Excerpted data
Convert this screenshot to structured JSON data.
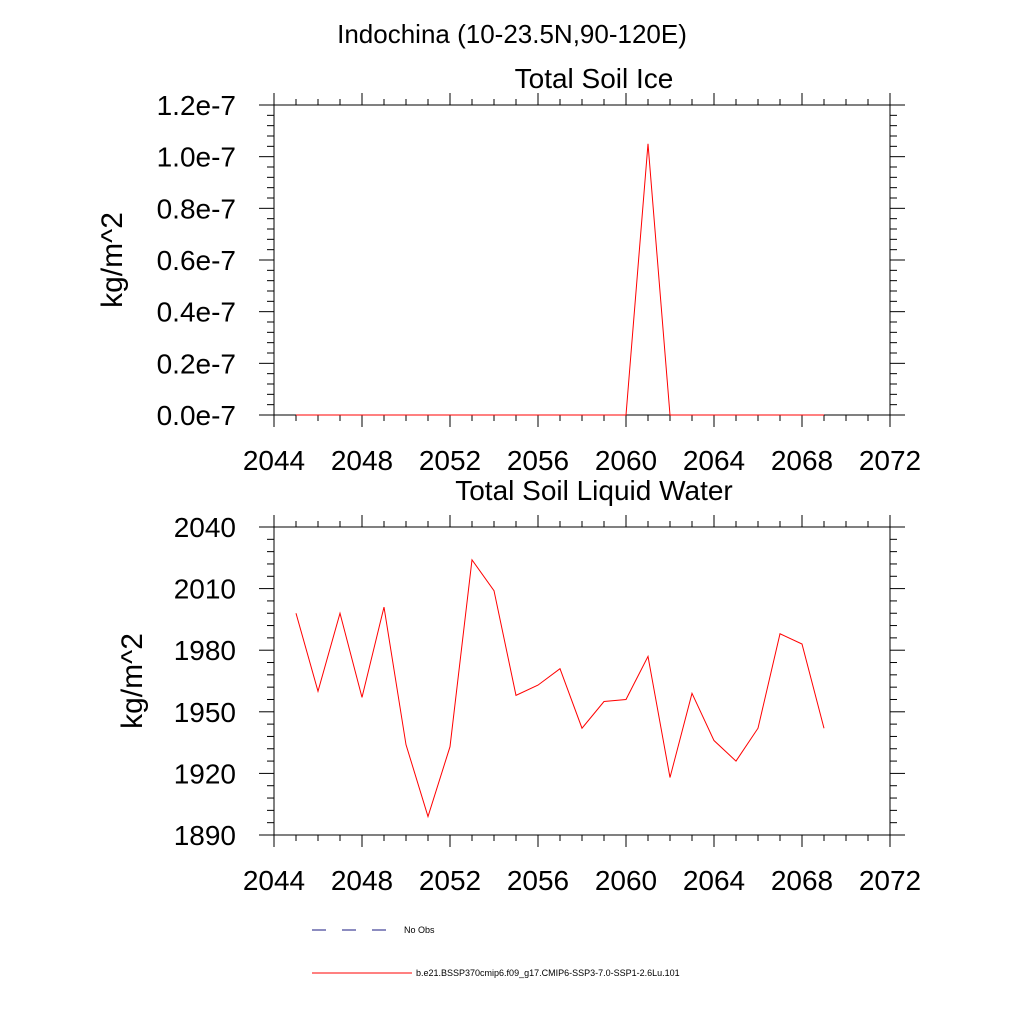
{
  "figure": {
    "suptitle": "Indochina (10-23.5N,90-120E)"
  },
  "colors": {
    "model": "#ff0000",
    "obs": "#1a1a80",
    "axis": "#000000"
  },
  "legend": {
    "items": [
      {
        "label": "No Obs",
        "style": "dashed",
        "color": "#1a1a80"
      },
      {
        "label": "b.e21.BSSP370cmip6.f09_g17.CMIP6-SSP3-7.0-SSP1-2.6Lu.101",
        "style": "solid",
        "color": "#ff0000"
      }
    ]
  },
  "chart_data": [
    {
      "type": "line",
      "title": "Total Soil Ice",
      "xlabel": "",
      "ylabel": "kg/m^2",
      "xlim": [
        2044,
        2072
      ],
      "ylim": [
        0,
        1.2e-07
      ],
      "xticks": [
        2044,
        2048,
        2052,
        2056,
        2060,
        2064,
        2068,
        2072
      ],
      "xtick_labels": [
        "2044",
        "2048",
        "2052",
        "2056",
        "2060",
        "2064",
        "2068",
        "2072"
      ],
      "yticks": [
        0,
        2e-08,
        4e-08,
        6e-08,
        8e-08,
        1e-07,
        1.2e-07
      ],
      "ytick_labels": [
        "0.0e-7",
        "0.2e-7",
        "0.4e-7",
        "0.6e-7",
        "0.8e-7",
        "1.0e-7",
        "1.2e-7"
      ],
      "grid": false,
      "series": [
        {
          "x": [
            2045,
            2046,
            2047,
            2048,
            2049,
            2050,
            2051,
            2052,
            2053,
            2054,
            2055,
            2056,
            2057,
            2058,
            2059,
            2060,
            2061,
            2062,
            2063,
            2064,
            2065,
            2066,
            2067,
            2068,
            2069
          ],
          "values": [
            0,
            0,
            0,
            0,
            0,
            0,
            0,
            0,
            0,
            0,
            0,
            0,
            0,
            0,
            0,
            0,
            1.05e-07,
            0,
            0,
            0,
            0,
            0,
            0,
            0,
            0
          ]
        }
      ]
    },
    {
      "type": "line",
      "title": "Total Soil Liquid Water",
      "xlabel": "",
      "ylabel": "kg/m^2",
      "xlim": [
        2044,
        2072
      ],
      "ylim": [
        1890,
        2040
      ],
      "xticks": [
        2044,
        2048,
        2052,
        2056,
        2060,
        2064,
        2068,
        2072
      ],
      "xtick_labels": [
        "2044",
        "2048",
        "2052",
        "2056",
        "2060",
        "2064",
        "2068",
        "2072"
      ],
      "yticks": [
        1890,
        1920,
        1950,
        1980,
        2010,
        2040
      ],
      "ytick_labels": [
        "1890",
        "1920",
        "1950",
        "1980",
        "2010",
        "2040"
      ],
      "grid": false,
      "series": [
        {
          "x": [
            2045,
            2046,
            2047,
            2048,
            2049,
            2050,
            2051,
            2052,
            2053,
            2054,
            2055,
            2056,
            2057,
            2058,
            2059,
            2060,
            2061,
            2062,
            2063,
            2064,
            2065,
            2066,
            2067,
            2068,
            2069
          ],
          "values": [
            1998,
            1960,
            1998,
            1957,
            2001,
            1934,
            1899,
            1933,
            2024,
            2009,
            1958,
            1963,
            1971,
            1942,
            1955,
            1956,
            1977,
            1918,
            1959,
            1936,
            1926,
            1942,
            1988,
            1983,
            1942
          ]
        }
      ]
    }
  ]
}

What you will do
Give back every line exactly as it stands, pictures excluded.

Solution to this problem
Convert this screenshot to structured JSON data.
{
  "figure": {
    "suptitle": "Indochina (10-23.5N,90-120E)"
  },
  "colors": {
    "model": "#ff0000",
    "obs": "#1a1a80",
    "axis": "#000000"
  },
  "legend": {
    "items": [
      {
        "label": "No Obs",
        "style": "dashed",
        "color": "#1a1a80"
      },
      {
        "label": "b.e21.BSSP370cmip6.f09_g17.CMIP6-SSP3-7.0-SSP1-2.6Lu.101",
        "style": "solid",
        "color": "#ff0000"
      }
    ]
  },
  "chart_data": [
    {
      "type": "line",
      "title": "Total Soil Ice",
      "xlabel": "",
      "ylabel": "kg/m^2",
      "xlim": [
        2044,
        2072
      ],
      "ylim": [
        0,
        1.2e-07
      ],
      "xticks": [
        2044,
        2048,
        2052,
        2056,
        2060,
        2064,
        2068,
        2072
      ],
      "xtick_labels": [
        "2044",
        "2048",
        "2052",
        "2056",
        "2060",
        "2064",
        "2068",
        "2072"
      ],
      "yticks": [
        0,
        2e-08,
        4e-08,
        6e-08,
        8e-08,
        1e-07,
        1.2e-07
      ],
      "ytick_labels": [
        "0.0e-7",
        "0.2e-7",
        "0.4e-7",
        "0.6e-7",
        "0.8e-7",
        "1.0e-7",
        "1.2e-7"
      ],
      "grid": false,
      "series": [
        {
          "x": [
            2045,
            2046,
            2047,
            2048,
            2049,
            2050,
            2051,
            2052,
            2053,
            2054,
            2055,
            2056,
            2057,
            2058,
            2059,
            2060,
            2061,
            2062,
            2063,
            2064,
            2065,
            2066,
            2067,
            2068,
            2069
          ],
          "values": [
            0,
            0,
            0,
            0,
            0,
            0,
            0,
            0,
            0,
            0,
            0,
            0,
            0,
            0,
            0,
            0,
            1.05e-07,
            0,
            0,
            0,
            0,
            0,
            0,
            0,
            0
          ]
        }
      ]
    },
    {
      "type": "line",
      "title": "Total Soil Liquid Water",
      "xlabel": "",
      "ylabel": "kg/m^2",
      "xlim": [
        2044,
        2072
      ],
      "ylim": [
        1890,
        2040
      ],
      "xticks": [
        2044,
        2048,
        2052,
        2056,
        2060,
        2064,
        2068,
        2072
      ],
      "xtick_labels": [
        "2044",
        "2048",
        "2052",
        "2056",
        "2060",
        "2064",
        "2068",
        "2072"
      ],
      "yticks": [
        1890,
        1920,
        1950,
        1980,
        2010,
        2040
      ],
      "ytick_labels": [
        "1890",
        "1920",
        "1950",
        "1980",
        "2010",
        "2040"
      ],
      "grid": false,
      "series": [
        {
          "x": [
            2045,
            2046,
            2047,
            2048,
            2049,
            2050,
            2051,
            2052,
            2053,
            2054,
            2055,
            2056,
            2057,
            2058,
            2059,
            2060,
            2061,
            2062,
            2063,
            2064,
            2065,
            2066,
            2067,
            2068,
            2069
          ],
          "values": [
            1998,
            1960,
            1998,
            1957,
            2001,
            1934,
            1899,
            1933,
            2024,
            2009,
            1958,
            1963,
            1971,
            1942,
            1955,
            1956,
            1977,
            1918,
            1959,
            1936,
            1926,
            1942,
            1988,
            1983,
            1942
          ]
        }
      ]
    }
  ]
}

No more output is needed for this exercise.